Problem requirements: Lift out each line of the data that holds "name".

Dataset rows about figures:

——

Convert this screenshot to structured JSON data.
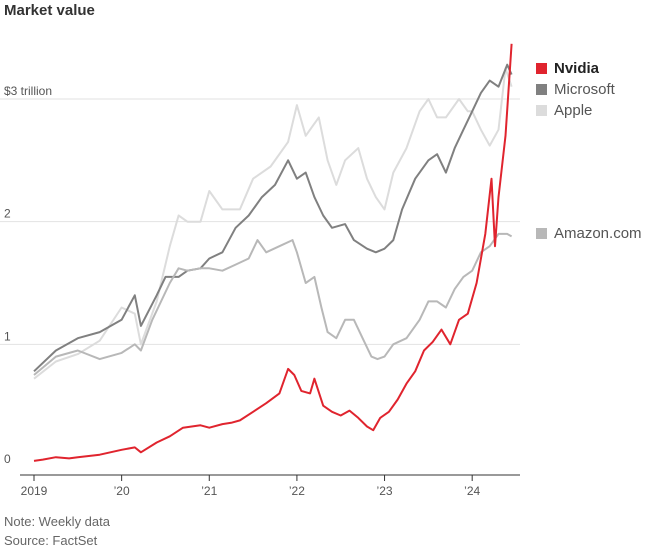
{
  "chart_data": {
    "type": "line",
    "title": "Market value",
    "xlabel": "",
    "ylabel": "",
    "xlim": [
      2019.0,
      2024.5
    ],
    "ylim": [
      0,
      3
    ],
    "y_ticks": [
      {
        "value": 0,
        "label": "0"
      },
      {
        "value": 1,
        "label": "1"
      },
      {
        "value": 2,
        "label": "2"
      },
      {
        "value": 3,
        "label": "$3 trillion"
      }
    ],
    "x_ticks": [
      {
        "value": 2019,
        "label": "2019"
      },
      {
        "value": 2020,
        "label": "’20"
      },
      {
        "value": 2021,
        "label": "’21"
      },
      {
        "value": 2022,
        "label": "’22"
      },
      {
        "value": 2023,
        "label": "’23"
      },
      {
        "value": 2024,
        "label": "’24"
      }
    ],
    "grid": true,
    "legend_position": "right",
    "series": [
      {
        "name": "Apple",
        "color": "#dcdcdc",
        "points": [
          [
            2019.0,
            0.72
          ],
          [
            2019.25,
            0.86
          ],
          [
            2019.5,
            0.92
          ],
          [
            2019.75,
            1.03
          ],
          [
            2020.0,
            1.3
          ],
          [
            2020.15,
            1.25
          ],
          [
            2020.22,
            1.0
          ],
          [
            2020.4,
            1.35
          ],
          [
            2020.55,
            1.8
          ],
          [
            2020.65,
            2.05
          ],
          [
            2020.75,
            2.0
          ],
          [
            2020.9,
            2.0
          ],
          [
            2021.0,
            2.25
          ],
          [
            2021.15,
            2.1
          ],
          [
            2021.35,
            2.1
          ],
          [
            2021.5,
            2.35
          ],
          [
            2021.7,
            2.45
          ],
          [
            2021.9,
            2.65
          ],
          [
            2022.0,
            2.95
          ],
          [
            2022.1,
            2.7
          ],
          [
            2022.25,
            2.85
          ],
          [
            2022.35,
            2.5
          ],
          [
            2022.45,
            2.3
          ],
          [
            2022.55,
            2.5
          ],
          [
            2022.7,
            2.6
          ],
          [
            2022.8,
            2.35
          ],
          [
            2022.9,
            2.2
          ],
          [
            2023.0,
            2.1
          ],
          [
            2023.1,
            2.4
          ],
          [
            2023.25,
            2.6
          ],
          [
            2023.4,
            2.9
          ],
          [
            2023.5,
            3.0
          ],
          [
            2023.6,
            2.85
          ],
          [
            2023.7,
            2.85
          ],
          [
            2023.85,
            3.0
          ],
          [
            2023.95,
            2.9
          ],
          [
            2024.0,
            2.9
          ],
          [
            2024.1,
            2.75
          ],
          [
            2024.2,
            2.62
          ],
          [
            2024.3,
            2.75
          ],
          [
            2024.38,
            3.25
          ],
          [
            2024.45,
            3.1
          ]
        ]
      },
      {
        "name": "Microsoft",
        "color": "#808080",
        "points": [
          [
            2019.0,
            0.78
          ],
          [
            2019.25,
            0.95
          ],
          [
            2019.5,
            1.05
          ],
          [
            2019.75,
            1.1
          ],
          [
            2020.0,
            1.2
          ],
          [
            2020.15,
            1.4
          ],
          [
            2020.22,
            1.15
          ],
          [
            2020.4,
            1.4
          ],
          [
            2020.5,
            1.55
          ],
          [
            2020.65,
            1.55
          ],
          [
            2020.75,
            1.6
          ],
          [
            2020.9,
            1.62
          ],
          [
            2021.0,
            1.7
          ],
          [
            2021.15,
            1.75
          ],
          [
            2021.3,
            1.95
          ],
          [
            2021.45,
            2.05
          ],
          [
            2021.6,
            2.2
          ],
          [
            2021.75,
            2.3
          ],
          [
            2021.9,
            2.5
          ],
          [
            2022.0,
            2.35
          ],
          [
            2022.1,
            2.4
          ],
          [
            2022.2,
            2.2
          ],
          [
            2022.3,
            2.05
          ],
          [
            2022.4,
            1.95
          ],
          [
            2022.55,
            1.98
          ],
          [
            2022.65,
            1.85
          ],
          [
            2022.8,
            1.78
          ],
          [
            2022.9,
            1.75
          ],
          [
            2023.0,
            1.78
          ],
          [
            2023.1,
            1.85
          ],
          [
            2023.2,
            2.1
          ],
          [
            2023.35,
            2.35
          ],
          [
            2023.5,
            2.5
          ],
          [
            2023.6,
            2.55
          ],
          [
            2023.7,
            2.4
          ],
          [
            2023.8,
            2.6
          ],
          [
            2023.9,
            2.75
          ],
          [
            2024.0,
            2.9
          ],
          [
            2024.1,
            3.05
          ],
          [
            2024.2,
            3.15
          ],
          [
            2024.3,
            3.1
          ],
          [
            2024.4,
            3.28
          ],
          [
            2024.45,
            3.2
          ]
        ]
      },
      {
        "name": "Amazon.com",
        "color": "#b8b8b8",
        "points": [
          [
            2019.0,
            0.75
          ],
          [
            2019.25,
            0.9
          ],
          [
            2019.5,
            0.95
          ],
          [
            2019.75,
            0.88
          ],
          [
            2020.0,
            0.93
          ],
          [
            2020.15,
            1.0
          ],
          [
            2020.22,
            0.95
          ],
          [
            2020.35,
            1.2
          ],
          [
            2020.55,
            1.5
          ],
          [
            2020.65,
            1.62
          ],
          [
            2020.75,
            1.6
          ],
          [
            2020.9,
            1.62
          ],
          [
            2021.0,
            1.62
          ],
          [
            2021.15,
            1.6
          ],
          [
            2021.3,
            1.65
          ],
          [
            2021.45,
            1.7
          ],
          [
            2021.55,
            1.85
          ],
          [
            2021.65,
            1.75
          ],
          [
            2021.8,
            1.8
          ],
          [
            2021.95,
            1.85
          ],
          [
            2022.0,
            1.75
          ],
          [
            2022.1,
            1.5
          ],
          [
            2022.2,
            1.55
          ],
          [
            2022.28,
            1.3
          ],
          [
            2022.35,
            1.1
          ],
          [
            2022.45,
            1.05
          ],
          [
            2022.55,
            1.2
          ],
          [
            2022.65,
            1.2
          ],
          [
            2022.75,
            1.05
          ],
          [
            2022.85,
            0.9
          ],
          [
            2022.92,
            0.88
          ],
          [
            2023.0,
            0.9
          ],
          [
            2023.1,
            1.0
          ],
          [
            2023.25,
            1.05
          ],
          [
            2023.4,
            1.2
          ],
          [
            2023.5,
            1.35
          ],
          [
            2023.6,
            1.35
          ],
          [
            2023.7,
            1.3
          ],
          [
            2023.8,
            1.45
          ],
          [
            2023.9,
            1.55
          ],
          [
            2024.0,
            1.6
          ],
          [
            2024.1,
            1.75
          ],
          [
            2024.2,
            1.8
          ],
          [
            2024.3,
            1.9
          ],
          [
            2024.4,
            1.9
          ],
          [
            2024.45,
            1.88
          ]
        ]
      },
      {
        "name": "Nvidia",
        "color": "#e0242e",
        "points": [
          [
            2019.0,
            0.05
          ],
          [
            2019.1,
            0.06
          ],
          [
            2019.25,
            0.08
          ],
          [
            2019.4,
            0.07
          ],
          [
            2019.5,
            0.08
          ],
          [
            2019.75,
            0.1
          ],
          [
            2020.0,
            0.14
          ],
          [
            2020.15,
            0.16
          ],
          [
            2020.22,
            0.12
          ],
          [
            2020.4,
            0.2
          ],
          [
            2020.55,
            0.25
          ],
          [
            2020.7,
            0.32
          ],
          [
            2020.9,
            0.34
          ],
          [
            2021.0,
            0.32
          ],
          [
            2021.15,
            0.35
          ],
          [
            2021.25,
            0.36
          ],
          [
            2021.35,
            0.38
          ],
          [
            2021.5,
            0.45
          ],
          [
            2021.65,
            0.52
          ],
          [
            2021.8,
            0.6
          ],
          [
            2021.9,
            0.8
          ],
          [
            2021.97,
            0.75
          ],
          [
            2022.05,
            0.62
          ],
          [
            2022.15,
            0.6
          ],
          [
            2022.2,
            0.72
          ],
          [
            2022.3,
            0.5
          ],
          [
            2022.4,
            0.45
          ],
          [
            2022.5,
            0.42
          ],
          [
            2022.6,
            0.46
          ],
          [
            2022.7,
            0.4
          ],
          [
            2022.8,
            0.33
          ],
          [
            2022.87,
            0.3
          ],
          [
            2022.95,
            0.4
          ],
          [
            2023.05,
            0.45
          ],
          [
            2023.15,
            0.55
          ],
          [
            2023.25,
            0.68
          ],
          [
            2023.35,
            0.78
          ],
          [
            2023.45,
            0.95
          ],
          [
            2023.55,
            1.02
          ],
          [
            2023.65,
            1.12
          ],
          [
            2023.75,
            1.0
          ],
          [
            2023.85,
            1.2
          ],
          [
            2023.95,
            1.25
          ],
          [
            2024.05,
            1.5
          ],
          [
            2024.15,
            1.9
          ],
          [
            2024.22,
            2.35
          ],
          [
            2024.26,
            1.8
          ],
          [
            2024.3,
            2.2
          ],
          [
            2024.38,
            2.7
          ],
          [
            2024.45,
            3.45
          ]
        ]
      }
    ],
    "source_note": "Note: Weekly data",
    "source": "Source: FactSet"
  }
}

——

Solution to the exercise:
        "name": "Apple",
        "name": "Microsoft",
        "name": "Amazon.com",
        "name": "Nvidia",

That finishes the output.